### EXERCISE DETAILS
Look at each line of the records and count those with "data" in them. Please answer with the count alone.

(Records excerpted from a collection)
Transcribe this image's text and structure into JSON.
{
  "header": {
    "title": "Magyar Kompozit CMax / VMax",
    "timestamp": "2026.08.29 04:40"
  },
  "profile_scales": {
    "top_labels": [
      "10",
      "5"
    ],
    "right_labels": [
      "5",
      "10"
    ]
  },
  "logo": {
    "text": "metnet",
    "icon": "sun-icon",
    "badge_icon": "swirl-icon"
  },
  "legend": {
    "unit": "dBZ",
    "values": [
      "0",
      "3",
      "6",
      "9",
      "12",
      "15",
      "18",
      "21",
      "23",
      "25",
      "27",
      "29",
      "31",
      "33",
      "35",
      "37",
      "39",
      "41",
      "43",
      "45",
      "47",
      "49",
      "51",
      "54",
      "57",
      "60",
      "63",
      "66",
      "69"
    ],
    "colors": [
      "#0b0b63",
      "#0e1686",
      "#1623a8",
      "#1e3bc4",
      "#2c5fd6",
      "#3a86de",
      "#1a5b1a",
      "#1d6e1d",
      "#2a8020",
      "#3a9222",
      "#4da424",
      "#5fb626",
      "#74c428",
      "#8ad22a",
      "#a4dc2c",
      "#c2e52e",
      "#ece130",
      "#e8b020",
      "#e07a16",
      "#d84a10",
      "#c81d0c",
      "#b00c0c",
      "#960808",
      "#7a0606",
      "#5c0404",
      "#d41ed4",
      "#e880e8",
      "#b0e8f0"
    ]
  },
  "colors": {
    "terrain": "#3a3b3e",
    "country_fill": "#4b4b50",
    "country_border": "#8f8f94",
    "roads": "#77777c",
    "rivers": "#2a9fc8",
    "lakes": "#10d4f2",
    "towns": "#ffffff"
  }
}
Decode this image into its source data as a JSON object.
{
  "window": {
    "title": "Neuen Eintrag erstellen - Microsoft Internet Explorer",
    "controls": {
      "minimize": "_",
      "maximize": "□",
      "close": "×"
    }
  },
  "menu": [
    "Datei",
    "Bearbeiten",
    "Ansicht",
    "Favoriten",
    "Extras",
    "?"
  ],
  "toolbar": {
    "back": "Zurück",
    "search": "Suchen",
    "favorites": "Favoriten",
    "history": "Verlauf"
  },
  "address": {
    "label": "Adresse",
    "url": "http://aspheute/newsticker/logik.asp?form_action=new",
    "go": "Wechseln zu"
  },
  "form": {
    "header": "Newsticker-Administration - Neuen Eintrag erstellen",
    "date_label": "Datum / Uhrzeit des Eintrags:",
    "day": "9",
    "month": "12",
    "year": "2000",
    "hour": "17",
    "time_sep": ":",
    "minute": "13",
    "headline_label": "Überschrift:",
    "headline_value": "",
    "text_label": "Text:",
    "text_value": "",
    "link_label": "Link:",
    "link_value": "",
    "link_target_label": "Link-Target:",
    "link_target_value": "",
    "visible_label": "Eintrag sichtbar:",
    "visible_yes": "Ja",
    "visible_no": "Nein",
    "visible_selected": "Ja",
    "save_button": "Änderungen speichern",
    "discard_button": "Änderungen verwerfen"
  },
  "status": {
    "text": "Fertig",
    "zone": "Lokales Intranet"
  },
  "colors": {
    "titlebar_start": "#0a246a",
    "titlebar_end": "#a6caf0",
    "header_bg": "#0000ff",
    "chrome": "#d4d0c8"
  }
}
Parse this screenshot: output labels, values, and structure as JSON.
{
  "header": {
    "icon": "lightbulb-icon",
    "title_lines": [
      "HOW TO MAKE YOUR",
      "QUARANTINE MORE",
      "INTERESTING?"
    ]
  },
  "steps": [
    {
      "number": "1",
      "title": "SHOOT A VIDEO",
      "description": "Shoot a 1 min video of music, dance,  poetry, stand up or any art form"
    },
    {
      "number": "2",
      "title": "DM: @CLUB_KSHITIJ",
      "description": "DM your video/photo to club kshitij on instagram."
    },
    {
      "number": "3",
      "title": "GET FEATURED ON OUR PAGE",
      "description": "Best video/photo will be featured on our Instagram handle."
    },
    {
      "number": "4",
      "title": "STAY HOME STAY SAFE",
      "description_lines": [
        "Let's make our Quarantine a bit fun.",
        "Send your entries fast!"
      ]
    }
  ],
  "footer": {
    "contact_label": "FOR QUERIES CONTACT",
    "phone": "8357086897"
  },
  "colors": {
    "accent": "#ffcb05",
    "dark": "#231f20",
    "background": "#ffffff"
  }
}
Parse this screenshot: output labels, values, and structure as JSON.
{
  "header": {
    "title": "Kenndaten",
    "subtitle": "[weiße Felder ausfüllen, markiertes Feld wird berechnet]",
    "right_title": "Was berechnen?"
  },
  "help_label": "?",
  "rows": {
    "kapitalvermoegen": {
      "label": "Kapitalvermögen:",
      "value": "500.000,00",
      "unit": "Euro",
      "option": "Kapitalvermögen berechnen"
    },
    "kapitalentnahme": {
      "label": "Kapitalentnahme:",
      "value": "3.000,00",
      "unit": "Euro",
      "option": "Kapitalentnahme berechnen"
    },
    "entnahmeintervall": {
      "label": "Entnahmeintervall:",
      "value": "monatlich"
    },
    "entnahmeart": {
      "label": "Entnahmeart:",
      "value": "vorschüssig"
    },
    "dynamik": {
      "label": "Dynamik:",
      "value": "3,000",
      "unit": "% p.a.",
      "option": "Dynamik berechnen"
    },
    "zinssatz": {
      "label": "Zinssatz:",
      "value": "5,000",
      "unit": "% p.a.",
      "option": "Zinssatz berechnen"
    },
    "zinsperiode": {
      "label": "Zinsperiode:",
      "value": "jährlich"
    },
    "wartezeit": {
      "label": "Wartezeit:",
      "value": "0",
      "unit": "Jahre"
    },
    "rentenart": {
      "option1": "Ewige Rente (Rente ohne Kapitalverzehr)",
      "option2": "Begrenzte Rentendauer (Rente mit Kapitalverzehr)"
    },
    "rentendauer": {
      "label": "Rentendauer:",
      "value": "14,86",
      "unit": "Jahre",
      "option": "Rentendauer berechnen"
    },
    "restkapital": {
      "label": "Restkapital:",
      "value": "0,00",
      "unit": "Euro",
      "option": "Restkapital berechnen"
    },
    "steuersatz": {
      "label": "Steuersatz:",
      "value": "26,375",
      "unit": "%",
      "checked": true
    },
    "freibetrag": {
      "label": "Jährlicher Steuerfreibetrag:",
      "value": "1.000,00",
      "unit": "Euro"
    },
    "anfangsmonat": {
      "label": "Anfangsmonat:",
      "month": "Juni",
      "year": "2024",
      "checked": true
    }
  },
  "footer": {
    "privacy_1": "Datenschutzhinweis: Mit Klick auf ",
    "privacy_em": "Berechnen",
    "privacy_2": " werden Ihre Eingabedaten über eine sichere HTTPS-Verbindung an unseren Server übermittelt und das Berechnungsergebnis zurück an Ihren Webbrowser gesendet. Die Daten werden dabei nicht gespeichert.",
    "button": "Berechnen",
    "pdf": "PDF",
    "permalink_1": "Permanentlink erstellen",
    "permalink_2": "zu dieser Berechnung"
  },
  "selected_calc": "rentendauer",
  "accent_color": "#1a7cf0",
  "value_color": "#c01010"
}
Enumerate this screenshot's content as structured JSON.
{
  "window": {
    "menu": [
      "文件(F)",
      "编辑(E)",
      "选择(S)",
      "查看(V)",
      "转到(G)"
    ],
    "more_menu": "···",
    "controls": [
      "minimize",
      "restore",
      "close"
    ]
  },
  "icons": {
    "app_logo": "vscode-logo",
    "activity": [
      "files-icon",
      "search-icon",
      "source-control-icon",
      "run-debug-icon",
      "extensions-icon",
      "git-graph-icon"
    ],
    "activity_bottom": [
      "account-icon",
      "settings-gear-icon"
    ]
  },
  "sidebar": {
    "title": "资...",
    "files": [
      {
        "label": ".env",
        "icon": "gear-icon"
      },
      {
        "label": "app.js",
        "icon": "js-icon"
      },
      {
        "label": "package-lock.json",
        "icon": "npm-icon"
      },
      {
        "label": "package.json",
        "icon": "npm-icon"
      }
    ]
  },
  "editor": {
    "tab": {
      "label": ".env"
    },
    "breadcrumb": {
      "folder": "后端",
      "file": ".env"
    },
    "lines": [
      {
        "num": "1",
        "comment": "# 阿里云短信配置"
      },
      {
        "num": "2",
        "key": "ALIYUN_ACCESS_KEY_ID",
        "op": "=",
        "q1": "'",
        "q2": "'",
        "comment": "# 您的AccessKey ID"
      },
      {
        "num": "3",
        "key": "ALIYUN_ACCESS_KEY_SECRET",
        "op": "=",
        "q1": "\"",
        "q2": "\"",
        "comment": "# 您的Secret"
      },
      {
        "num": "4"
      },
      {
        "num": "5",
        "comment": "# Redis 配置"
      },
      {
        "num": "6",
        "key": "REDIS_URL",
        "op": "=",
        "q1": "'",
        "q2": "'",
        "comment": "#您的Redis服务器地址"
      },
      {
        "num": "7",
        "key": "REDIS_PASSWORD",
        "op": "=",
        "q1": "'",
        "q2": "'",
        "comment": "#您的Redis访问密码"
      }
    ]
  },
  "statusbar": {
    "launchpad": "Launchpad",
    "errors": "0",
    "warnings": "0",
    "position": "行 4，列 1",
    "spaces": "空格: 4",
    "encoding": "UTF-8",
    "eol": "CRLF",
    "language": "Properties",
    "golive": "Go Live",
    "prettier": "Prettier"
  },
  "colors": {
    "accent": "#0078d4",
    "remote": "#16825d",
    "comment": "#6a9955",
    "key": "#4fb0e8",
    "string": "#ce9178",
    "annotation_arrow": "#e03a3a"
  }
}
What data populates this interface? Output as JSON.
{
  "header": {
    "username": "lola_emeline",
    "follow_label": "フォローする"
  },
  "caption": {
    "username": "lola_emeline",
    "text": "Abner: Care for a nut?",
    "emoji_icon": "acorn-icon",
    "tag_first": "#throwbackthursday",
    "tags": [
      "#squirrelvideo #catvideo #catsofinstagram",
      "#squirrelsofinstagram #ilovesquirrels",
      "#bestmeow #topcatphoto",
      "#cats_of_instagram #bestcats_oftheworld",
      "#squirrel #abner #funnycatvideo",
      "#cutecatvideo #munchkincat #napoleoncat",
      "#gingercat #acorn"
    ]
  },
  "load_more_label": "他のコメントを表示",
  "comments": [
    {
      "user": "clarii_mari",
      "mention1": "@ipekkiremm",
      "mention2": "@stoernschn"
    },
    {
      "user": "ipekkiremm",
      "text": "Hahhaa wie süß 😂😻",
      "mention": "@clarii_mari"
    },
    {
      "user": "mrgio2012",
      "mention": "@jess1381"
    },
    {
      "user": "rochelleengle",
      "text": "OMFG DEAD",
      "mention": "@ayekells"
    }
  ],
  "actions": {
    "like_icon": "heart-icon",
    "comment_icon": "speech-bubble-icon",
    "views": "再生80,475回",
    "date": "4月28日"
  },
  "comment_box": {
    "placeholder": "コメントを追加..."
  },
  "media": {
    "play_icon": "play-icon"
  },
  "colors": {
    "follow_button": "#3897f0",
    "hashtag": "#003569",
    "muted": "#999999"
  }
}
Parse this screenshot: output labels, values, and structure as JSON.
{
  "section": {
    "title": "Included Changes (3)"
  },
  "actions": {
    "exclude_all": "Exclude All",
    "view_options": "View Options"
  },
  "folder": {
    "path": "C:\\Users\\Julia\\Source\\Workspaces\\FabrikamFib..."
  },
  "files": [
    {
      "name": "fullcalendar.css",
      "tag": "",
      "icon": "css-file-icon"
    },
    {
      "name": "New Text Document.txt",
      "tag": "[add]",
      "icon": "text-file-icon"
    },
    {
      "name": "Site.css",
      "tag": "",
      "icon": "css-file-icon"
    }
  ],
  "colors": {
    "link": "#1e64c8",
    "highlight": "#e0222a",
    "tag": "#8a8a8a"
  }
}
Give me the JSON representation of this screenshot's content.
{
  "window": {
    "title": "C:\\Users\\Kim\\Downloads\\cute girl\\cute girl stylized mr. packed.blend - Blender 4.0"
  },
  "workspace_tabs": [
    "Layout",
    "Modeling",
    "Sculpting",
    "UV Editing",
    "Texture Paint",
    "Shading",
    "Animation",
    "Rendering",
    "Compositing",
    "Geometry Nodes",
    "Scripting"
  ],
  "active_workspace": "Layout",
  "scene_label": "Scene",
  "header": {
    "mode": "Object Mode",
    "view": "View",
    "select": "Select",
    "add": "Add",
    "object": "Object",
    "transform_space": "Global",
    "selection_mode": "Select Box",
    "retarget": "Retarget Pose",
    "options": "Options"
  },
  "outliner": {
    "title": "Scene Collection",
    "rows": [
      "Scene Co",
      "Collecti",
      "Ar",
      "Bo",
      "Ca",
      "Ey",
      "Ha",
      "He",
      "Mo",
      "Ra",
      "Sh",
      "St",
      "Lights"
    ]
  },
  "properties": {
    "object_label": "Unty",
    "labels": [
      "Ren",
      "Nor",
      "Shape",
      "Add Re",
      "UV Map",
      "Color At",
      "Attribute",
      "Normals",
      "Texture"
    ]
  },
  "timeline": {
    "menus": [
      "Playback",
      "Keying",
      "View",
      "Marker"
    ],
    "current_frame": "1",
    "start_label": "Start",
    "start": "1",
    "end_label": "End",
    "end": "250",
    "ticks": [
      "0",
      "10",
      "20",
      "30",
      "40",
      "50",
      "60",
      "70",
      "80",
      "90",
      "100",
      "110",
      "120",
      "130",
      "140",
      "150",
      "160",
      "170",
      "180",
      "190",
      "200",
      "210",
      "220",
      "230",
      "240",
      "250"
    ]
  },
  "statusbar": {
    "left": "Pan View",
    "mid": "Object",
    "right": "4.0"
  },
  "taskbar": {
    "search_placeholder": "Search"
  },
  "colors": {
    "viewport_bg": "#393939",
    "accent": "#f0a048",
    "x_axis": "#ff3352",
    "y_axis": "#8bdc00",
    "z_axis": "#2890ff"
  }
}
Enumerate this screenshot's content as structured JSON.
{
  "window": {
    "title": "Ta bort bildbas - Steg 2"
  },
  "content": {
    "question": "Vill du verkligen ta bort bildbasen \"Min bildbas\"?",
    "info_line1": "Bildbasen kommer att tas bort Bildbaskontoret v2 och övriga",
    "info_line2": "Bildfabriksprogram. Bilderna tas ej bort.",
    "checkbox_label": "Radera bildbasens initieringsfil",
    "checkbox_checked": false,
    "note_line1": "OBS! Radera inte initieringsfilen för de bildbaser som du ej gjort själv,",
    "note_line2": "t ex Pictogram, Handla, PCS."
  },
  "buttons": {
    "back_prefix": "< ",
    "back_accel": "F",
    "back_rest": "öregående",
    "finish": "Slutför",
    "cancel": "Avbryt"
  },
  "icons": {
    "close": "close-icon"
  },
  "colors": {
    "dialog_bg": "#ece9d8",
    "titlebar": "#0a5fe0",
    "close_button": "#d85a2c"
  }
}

### FINISHED ANSWER
2